One thing, I am compromising on deletions during incremental load to compensate the performance overhead.
--Arun
Thanks to both of you for the responses, I am using SQL Server as a source for this so I should be able to set the Isolation Level to Read Committed, my problem I suppose is where would I do this in the script, can I simply place a command at the beginning of the load script?
Cheers,
Well, I don't know exactly how you would set the isolation level in the script, or even if you can. You would probably need to figure out what SQL command you could use to set the isolation level, then execute it like any other SQL statement in the script. Or maybe it's something you set in the ODBC connection, or something you set in the DBMS more directly. I'm afraid I don't know.
Still, perhaps you would be better off doing it entirely inside of QlikView as Arun suggests due to the database locking issues. SQL Server may well accomplish the clean read by locking everyone else out of the database while it reads the data. That seems unlikely to be acceptable. So one solution is to do an incremental reload in a loop until nothing new is read or some maximum loop count is reached (at which point you error out). Arun is just doing two incremental loads in a row, which for his data apparently is apparently enough.
Compromising on deletions is probably common. I don't think we have anything like that at this point, if we ever did, but I do remember considering processing deletes on only a weekly basis for some data where we processed adds/changes daily.
Hi John
Thanks again for the very detailed response.
I found a way to set the isolation level from within QVW, not sure if this applies to other DBMS but in SQL Server we have a standard stored procedure which allows us to run ad-hoc code through the command line, so adding the following line(s) should work for a single script:
SQL exec sp_executesql 'SET TRANSACTION ISOLATION LEVEL SNAPSHOT'
SQL exec sp_executesql 'BEGIN TRANSACTION'
And then at the end of the load script, add the following command:
SQL exec sp_executesql 'COMMIT TRANSACTION'
This method (where SQL Server is the source) would work where the load script is contained in a single QVW/QVS file, however, upon the completion of our warehouse refresh we have 22 (and increasing) QVW load scripts to run, the above solution would not work in this case simply because each one would be dealt with on its own, not as a group.

########################################

*WHAT TO WORK ON*
1. In the forum discussion about QlikView load scripts, how many QVW load scripts must run once the warehouse refresh is complete?
2. Resume the forum discussion about QlikView load scripts from the point where it stops.
The listing has no connection to the forum discussion about QlikView load scripts.

(Records from a data collection)
########################################

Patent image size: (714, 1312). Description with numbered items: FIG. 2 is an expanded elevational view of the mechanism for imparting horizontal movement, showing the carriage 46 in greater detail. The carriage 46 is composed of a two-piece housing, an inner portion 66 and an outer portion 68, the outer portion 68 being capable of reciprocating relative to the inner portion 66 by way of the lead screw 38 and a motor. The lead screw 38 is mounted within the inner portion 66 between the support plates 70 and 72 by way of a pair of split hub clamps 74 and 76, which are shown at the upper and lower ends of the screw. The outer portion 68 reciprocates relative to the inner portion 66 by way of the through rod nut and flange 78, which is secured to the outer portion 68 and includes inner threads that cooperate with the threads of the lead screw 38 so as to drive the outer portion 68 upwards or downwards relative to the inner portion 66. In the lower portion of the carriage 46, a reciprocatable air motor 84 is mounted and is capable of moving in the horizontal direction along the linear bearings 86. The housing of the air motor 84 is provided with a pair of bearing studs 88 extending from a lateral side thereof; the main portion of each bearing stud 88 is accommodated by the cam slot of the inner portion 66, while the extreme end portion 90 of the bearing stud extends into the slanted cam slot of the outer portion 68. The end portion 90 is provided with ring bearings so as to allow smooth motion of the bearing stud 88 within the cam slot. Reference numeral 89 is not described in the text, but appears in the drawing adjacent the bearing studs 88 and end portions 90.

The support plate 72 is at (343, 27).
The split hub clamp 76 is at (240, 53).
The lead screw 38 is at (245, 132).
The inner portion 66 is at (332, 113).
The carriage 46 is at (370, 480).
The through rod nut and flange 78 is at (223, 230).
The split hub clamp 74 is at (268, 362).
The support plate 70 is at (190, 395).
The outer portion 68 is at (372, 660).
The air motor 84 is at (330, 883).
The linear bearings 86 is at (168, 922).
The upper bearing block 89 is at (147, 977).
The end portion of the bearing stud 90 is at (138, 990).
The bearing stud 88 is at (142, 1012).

########################################

*SOLVED PROBLEMS*
1. 22, and the number is increasing.

2.
So, the solution for us this time is to ignore available QVW functionality and use programming outside to ensure there are no dirty reads, the warehouse refresh will set a QVW Refresh flag that will kick off the QVW refresh process, when the QVW refresh process starts it will reset this flag but will set another flag to say it is running. The warehouse refresh will not be allowed to refresh again until the QVW refresh process has completed.
A simple solution, but still, one that we wanted to avoid if possible.
PS: Deletions is not an issue for us as the application does not allow deletions of any kind!
Anyway, thanks to all for the contribution here, as always its much appreciated.
Try the same method to set a three state Flag, Start, In Progress, Completed. You can have a seperate ETL Status Table that contains the status for all Objects in the ETL Process and you could use this to manage ETL Dependancies. The Qvs in the "Working set" could also read this Table.
I will need a similar approach for Oracle apparently
Colin R
In DB2 you could add with UR (or what isolation level you need). You could set the isolation level at the DBM level as well.
Hi John,
Quick question. How do you set the isolation level inside the DB2 connection? Instead of having to add WITH UR to every select statement you can apparently set this in your connection string. Do you perhaps have an idea how to do this?
Nigel,
If you're using SQL Server you should look into using the "Database snapshot" feature of the product. It takes a snapshot of the entire database at a point in time, and the snapshot is guaranteed to not change even if the underlying database is changing.